--- begin Exercise input ---

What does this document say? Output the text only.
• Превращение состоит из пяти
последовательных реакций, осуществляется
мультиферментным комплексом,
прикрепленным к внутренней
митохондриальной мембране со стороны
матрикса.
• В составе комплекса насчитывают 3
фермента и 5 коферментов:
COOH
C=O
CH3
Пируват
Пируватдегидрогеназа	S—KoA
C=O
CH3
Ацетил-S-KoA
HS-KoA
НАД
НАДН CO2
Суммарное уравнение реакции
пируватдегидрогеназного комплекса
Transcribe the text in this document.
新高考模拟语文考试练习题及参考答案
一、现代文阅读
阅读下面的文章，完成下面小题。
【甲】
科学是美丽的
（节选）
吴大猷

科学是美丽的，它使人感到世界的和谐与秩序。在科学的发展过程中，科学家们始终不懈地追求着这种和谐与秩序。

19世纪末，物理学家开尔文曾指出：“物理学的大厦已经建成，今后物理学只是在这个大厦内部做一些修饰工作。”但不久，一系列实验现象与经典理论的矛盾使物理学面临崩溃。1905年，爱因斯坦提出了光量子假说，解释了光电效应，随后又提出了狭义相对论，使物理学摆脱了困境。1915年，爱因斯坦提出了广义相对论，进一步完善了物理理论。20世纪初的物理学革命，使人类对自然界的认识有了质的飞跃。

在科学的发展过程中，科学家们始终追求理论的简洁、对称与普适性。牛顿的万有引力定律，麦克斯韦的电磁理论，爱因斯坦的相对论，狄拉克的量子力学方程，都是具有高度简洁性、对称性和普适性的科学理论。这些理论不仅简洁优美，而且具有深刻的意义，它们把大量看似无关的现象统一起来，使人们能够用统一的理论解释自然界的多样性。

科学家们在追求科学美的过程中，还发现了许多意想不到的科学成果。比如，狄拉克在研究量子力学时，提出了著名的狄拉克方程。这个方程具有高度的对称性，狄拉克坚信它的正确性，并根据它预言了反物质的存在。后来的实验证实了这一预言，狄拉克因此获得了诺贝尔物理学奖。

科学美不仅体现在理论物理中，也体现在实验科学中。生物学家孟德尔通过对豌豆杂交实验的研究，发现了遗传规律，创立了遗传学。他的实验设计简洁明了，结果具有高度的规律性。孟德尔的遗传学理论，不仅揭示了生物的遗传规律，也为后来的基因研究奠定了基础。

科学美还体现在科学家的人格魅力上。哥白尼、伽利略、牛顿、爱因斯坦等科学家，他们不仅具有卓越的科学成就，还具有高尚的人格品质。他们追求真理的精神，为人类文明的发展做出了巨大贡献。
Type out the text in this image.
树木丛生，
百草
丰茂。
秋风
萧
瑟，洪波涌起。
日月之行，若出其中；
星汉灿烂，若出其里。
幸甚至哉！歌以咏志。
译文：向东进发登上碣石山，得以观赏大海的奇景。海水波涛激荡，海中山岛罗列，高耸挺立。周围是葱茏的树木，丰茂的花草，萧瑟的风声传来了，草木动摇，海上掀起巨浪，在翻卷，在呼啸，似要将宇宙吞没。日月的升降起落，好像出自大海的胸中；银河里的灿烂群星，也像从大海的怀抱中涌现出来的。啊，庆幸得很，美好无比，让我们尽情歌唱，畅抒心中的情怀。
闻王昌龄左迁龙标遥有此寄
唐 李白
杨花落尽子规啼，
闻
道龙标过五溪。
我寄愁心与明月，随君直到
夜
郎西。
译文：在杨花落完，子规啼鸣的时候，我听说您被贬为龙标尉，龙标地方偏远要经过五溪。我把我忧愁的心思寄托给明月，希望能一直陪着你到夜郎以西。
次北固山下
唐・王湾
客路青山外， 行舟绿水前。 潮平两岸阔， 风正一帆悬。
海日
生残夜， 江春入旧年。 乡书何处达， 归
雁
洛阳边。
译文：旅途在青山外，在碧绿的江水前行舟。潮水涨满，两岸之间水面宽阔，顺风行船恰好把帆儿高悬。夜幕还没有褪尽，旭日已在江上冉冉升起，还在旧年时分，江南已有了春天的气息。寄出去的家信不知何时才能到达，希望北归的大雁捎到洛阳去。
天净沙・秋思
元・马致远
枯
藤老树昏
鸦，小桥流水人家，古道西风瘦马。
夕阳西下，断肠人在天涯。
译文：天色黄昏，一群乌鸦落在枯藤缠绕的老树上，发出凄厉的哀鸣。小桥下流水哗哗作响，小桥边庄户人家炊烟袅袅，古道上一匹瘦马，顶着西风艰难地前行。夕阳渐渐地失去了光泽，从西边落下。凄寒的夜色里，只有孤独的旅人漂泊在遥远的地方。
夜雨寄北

--- end Exercise input ---

Using the listing above, pull out all lines that hold the word "комплекса".

• В составе комплекса насчитывают 3
пируватдегидрогеназного комплекса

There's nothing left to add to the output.